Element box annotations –
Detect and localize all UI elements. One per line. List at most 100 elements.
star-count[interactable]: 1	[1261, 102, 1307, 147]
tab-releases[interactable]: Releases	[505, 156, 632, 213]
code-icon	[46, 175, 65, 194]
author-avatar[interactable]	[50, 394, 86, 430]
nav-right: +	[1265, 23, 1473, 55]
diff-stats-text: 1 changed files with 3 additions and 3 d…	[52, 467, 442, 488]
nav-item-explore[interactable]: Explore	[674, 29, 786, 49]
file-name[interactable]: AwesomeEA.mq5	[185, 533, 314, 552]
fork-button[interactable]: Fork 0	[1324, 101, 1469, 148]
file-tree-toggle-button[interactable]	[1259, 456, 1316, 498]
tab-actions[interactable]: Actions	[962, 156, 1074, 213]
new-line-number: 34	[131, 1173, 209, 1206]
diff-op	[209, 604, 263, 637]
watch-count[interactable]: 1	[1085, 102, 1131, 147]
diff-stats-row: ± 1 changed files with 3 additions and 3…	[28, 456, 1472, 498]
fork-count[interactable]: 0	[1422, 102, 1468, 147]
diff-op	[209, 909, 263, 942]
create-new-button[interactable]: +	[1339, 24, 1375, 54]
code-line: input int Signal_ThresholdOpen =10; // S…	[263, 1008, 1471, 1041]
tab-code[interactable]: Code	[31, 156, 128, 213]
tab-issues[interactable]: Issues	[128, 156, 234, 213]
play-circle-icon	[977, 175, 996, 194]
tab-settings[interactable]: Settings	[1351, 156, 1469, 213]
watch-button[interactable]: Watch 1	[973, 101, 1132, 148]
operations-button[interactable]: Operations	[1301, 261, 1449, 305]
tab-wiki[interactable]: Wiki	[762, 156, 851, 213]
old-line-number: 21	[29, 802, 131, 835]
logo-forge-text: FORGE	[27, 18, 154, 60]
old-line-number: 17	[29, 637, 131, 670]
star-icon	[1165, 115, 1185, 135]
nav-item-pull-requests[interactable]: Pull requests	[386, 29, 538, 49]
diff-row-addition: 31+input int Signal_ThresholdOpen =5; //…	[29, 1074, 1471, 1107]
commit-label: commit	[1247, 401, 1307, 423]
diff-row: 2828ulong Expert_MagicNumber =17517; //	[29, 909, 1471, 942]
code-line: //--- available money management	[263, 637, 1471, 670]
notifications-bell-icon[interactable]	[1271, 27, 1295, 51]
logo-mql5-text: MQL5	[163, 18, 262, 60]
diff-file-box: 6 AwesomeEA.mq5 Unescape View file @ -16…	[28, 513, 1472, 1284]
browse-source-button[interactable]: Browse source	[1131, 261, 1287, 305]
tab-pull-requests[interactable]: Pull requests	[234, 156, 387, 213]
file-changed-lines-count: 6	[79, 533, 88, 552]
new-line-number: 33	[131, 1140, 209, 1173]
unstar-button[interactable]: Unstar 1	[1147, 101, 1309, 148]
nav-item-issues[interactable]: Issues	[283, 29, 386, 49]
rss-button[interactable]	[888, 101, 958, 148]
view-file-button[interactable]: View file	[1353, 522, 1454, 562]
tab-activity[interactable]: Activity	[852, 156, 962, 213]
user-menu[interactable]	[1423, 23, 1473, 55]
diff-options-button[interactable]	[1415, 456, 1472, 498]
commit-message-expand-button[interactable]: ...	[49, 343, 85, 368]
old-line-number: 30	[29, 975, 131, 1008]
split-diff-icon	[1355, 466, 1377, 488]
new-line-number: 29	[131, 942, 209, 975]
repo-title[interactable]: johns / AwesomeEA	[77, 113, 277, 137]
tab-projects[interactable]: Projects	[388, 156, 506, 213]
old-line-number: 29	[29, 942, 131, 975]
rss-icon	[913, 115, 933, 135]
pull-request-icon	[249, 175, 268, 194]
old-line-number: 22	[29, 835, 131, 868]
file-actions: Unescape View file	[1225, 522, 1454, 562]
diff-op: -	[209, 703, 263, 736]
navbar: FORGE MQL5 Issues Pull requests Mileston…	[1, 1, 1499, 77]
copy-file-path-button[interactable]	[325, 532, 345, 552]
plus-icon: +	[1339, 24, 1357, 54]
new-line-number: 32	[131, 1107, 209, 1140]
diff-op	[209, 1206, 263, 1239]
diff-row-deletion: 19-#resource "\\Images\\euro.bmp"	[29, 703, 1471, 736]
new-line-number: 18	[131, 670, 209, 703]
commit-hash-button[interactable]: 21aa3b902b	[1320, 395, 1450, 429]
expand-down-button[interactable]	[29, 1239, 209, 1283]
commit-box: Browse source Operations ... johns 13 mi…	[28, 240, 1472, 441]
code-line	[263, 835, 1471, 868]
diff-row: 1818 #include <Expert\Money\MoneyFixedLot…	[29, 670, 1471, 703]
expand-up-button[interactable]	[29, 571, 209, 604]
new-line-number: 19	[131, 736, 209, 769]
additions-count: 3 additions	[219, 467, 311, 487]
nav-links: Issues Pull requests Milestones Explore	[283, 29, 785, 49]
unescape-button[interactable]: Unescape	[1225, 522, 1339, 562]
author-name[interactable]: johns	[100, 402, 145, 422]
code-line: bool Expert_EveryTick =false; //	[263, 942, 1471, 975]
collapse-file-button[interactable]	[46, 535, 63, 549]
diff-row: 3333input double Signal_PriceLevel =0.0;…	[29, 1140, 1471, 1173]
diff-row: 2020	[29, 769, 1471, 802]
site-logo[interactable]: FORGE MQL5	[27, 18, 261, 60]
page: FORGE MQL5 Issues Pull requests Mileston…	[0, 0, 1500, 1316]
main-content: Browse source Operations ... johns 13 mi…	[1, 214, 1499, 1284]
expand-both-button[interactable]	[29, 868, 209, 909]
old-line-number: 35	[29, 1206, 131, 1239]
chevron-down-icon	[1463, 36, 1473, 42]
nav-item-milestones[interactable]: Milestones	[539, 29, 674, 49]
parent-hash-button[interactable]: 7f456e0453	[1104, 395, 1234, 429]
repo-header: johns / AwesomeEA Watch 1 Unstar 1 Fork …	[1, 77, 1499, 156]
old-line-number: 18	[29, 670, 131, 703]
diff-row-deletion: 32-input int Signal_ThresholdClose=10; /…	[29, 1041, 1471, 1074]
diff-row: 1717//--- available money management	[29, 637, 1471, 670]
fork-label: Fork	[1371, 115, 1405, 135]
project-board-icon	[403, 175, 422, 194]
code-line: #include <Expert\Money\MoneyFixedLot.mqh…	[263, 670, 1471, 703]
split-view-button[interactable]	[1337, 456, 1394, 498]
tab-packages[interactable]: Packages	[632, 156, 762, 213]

Written request – Reproduce the listing with every instance of "old-line-number" swapped for "original-line-number", keeping everything else unchanged.

Correct result –
Detect and localize all UI elements. One per line. List at most 100 elements.
star-count[interactable]: 1	[1261, 102, 1307, 147]
tab-releases[interactable]: Releases	[505, 156, 632, 213]
code-icon	[46, 175, 65, 194]
author-avatar[interactable]	[50, 394, 86, 430]
nav-right: +	[1265, 23, 1473, 55]
diff-stats-text: 1 changed files with 3 additions and 3 d…	[52, 467, 442, 488]
nav-item-explore[interactable]: Explore	[674, 29, 786, 49]
file-name[interactable]: AwesomeEA.mq5	[185, 533, 314, 552]
fork-button[interactable]: Fork 0	[1324, 101, 1469, 148]
file-tree-toggle-button[interactable]	[1259, 456, 1316, 498]
tab-actions[interactable]: Actions	[962, 156, 1074, 213]
new-line-number: 34	[131, 1173, 209, 1206]
diff-op	[209, 604, 263, 637]
watch-count[interactable]: 1	[1085, 102, 1131, 147]
diff-stats-row: ± 1 changed files with 3 additions and 3…	[28, 456, 1472, 498]
fork-count[interactable]: 0	[1422, 102, 1468, 147]
diff-op	[209, 909, 263, 942]
create-new-button[interactable]: +	[1339, 24, 1375, 54]
code-line: input int Signal_ThresholdOpen =10; // S…	[263, 1008, 1471, 1041]
tab-code[interactable]: Code	[31, 156, 128, 213]
tab-issues[interactable]: Issues	[128, 156, 234, 213]
play-circle-icon	[977, 175, 996, 194]
tab-settings[interactable]: Settings	[1351, 156, 1469, 213]
watch-button[interactable]: Watch 1	[973, 101, 1132, 148]
operations-button[interactable]: Operations	[1301, 261, 1449, 305]
tab-wiki[interactable]: Wiki	[762, 156, 851, 213]
original-line-number: 21	[29, 802, 131, 835]
logo-forge-text: FORGE	[27, 18, 154, 60]
original-line-number: 17	[29, 637, 131, 670]
star-icon	[1165, 115, 1185, 135]
nav-item-pull-requests[interactable]: Pull requests	[386, 29, 538, 49]
diff-row-addition: 31+input int Signal_ThresholdOpen =5; //…	[29, 1074, 1471, 1107]
commit-label: commit	[1247, 401, 1307, 423]
diff-row: 2828ulong Expert_MagicNumber =17517; //	[29, 909, 1471, 942]
code-line: //--- available money management	[263, 637, 1471, 670]
notifications-bell-icon[interactable]	[1271, 27, 1295, 51]
logo-mql5-text: MQL5	[163, 18, 262, 60]
diff-file-box: 6 AwesomeEA.mq5 Unescape View file @ -16…	[28, 513, 1472, 1284]
browse-source-button[interactable]: Browse source	[1131, 261, 1287, 305]
tab-pull-requests[interactable]: Pull requests	[234, 156, 387, 213]
file-changed-lines-count: 6	[79, 533, 88, 552]
new-line-number: 33	[131, 1140, 209, 1173]
unstar-button[interactable]: Unstar 1	[1147, 101, 1309, 148]
nav-item-issues[interactable]: Issues	[283, 29, 386, 49]
rss-button[interactable]	[888, 101, 958, 148]
view-file-button[interactable]: View file	[1353, 522, 1454, 562]
tab-activity[interactable]: Activity	[852, 156, 962, 213]
user-menu[interactable]	[1423, 23, 1473, 55]
diff-options-button[interactable]	[1415, 456, 1472, 498]
commit-message-expand-button[interactable]: ...	[49, 343, 85, 368]
original-line-number: 30	[29, 975, 131, 1008]
split-diff-icon	[1355, 466, 1377, 488]
new-line-number: 29	[131, 942, 209, 975]
repo-title[interactable]: johns / AwesomeEA	[77, 113, 277, 137]
tab-projects[interactable]: Projects	[388, 156, 506, 213]
original-line-number: 29	[29, 942, 131, 975]
rss-icon	[913, 115, 933, 135]
pull-request-icon	[249, 175, 268, 194]
original-line-number: 22	[29, 835, 131, 868]
file-actions: Unescape View file	[1225, 522, 1454, 562]
diff-op: -	[209, 703, 263, 736]
navbar: FORGE MQL5 Issues Pull requests Mileston…	[1, 1, 1499, 77]
copy-file-path-button[interactable]	[325, 532, 345, 552]
plus-icon: +	[1339, 24, 1357, 54]
new-line-number: 32	[131, 1107, 209, 1140]
diff-op	[209, 1206, 263, 1239]
diff-row-deletion: 19-#resource "\\Images\\euro.bmp"	[29, 703, 1471, 736]
new-line-number: 18	[131, 670, 209, 703]
commit-hash-button[interactable]: 21aa3b902b	[1320, 395, 1450, 429]
expand-down-button[interactable]	[29, 1239, 209, 1283]
commit-box: Browse source Operations ... johns 13 mi…	[28, 240, 1472, 441]
code-line	[263, 835, 1471, 868]
diff-row: 1818 #include <Expert\Money\MoneyFixedLot…	[29, 670, 1471, 703]
expand-up-button[interactable]	[29, 571, 209, 604]
new-line-number: 19	[131, 736, 209, 769]
additions-count: 3 additions	[219, 467, 311, 487]
nav-links: Issues Pull requests Milestones Explore	[283, 29, 785, 49]
unescape-button[interactable]: Unescape	[1225, 522, 1339, 562]
author-name[interactable]: johns	[100, 402, 145, 422]
code-line: bool Expert_EveryTick =false; //	[263, 942, 1471, 975]
collapse-file-button[interactable]	[46, 535, 63, 549]
diff-row: 3333input double Signal_PriceLevel =0.0;…	[29, 1140, 1471, 1173]
diff-row: 2020	[29, 769, 1471, 802]
site-logo[interactable]: FORGE MQL5	[27, 18, 261, 60]
page: FORGE MQL5 Issues Pull requests Mileston…	[0, 0, 1500, 1316]
main-content: Browse source Operations ... johns 13 mi…	[1, 214, 1499, 1284]
expand-both-button[interactable]	[29, 868, 209, 909]
original-line-number: 35	[29, 1206, 131, 1239]
chevron-down-icon	[1463, 36, 1473, 42]
nav-item-milestones[interactable]: Milestones	[539, 29, 674, 49]
parent-hash-button[interactable]: 7f456e0453	[1104, 395, 1234, 429]
repo-header: johns / AwesomeEA Watch 1 Unstar 1 Fork …	[1, 77, 1499, 156]
original-line-number: 18	[29, 670, 131, 703]
diff-row-deletion: 32-input int Signal_ThresholdClose=10; /…	[29, 1041, 1471, 1074]
diff-row: 1717//--- available money management	[29, 637, 1471, 670]
fork-label: Fork	[1371, 115, 1405, 135]
project-board-icon	[403, 175, 422, 194]
code-line: #include <Expert\Money\MoneyFixedLot.mqh…	[263, 670, 1471, 703]
split-view-button[interactable]	[1337, 456, 1394, 498]
tab-packages[interactable]: Packages	[632, 156, 762, 213]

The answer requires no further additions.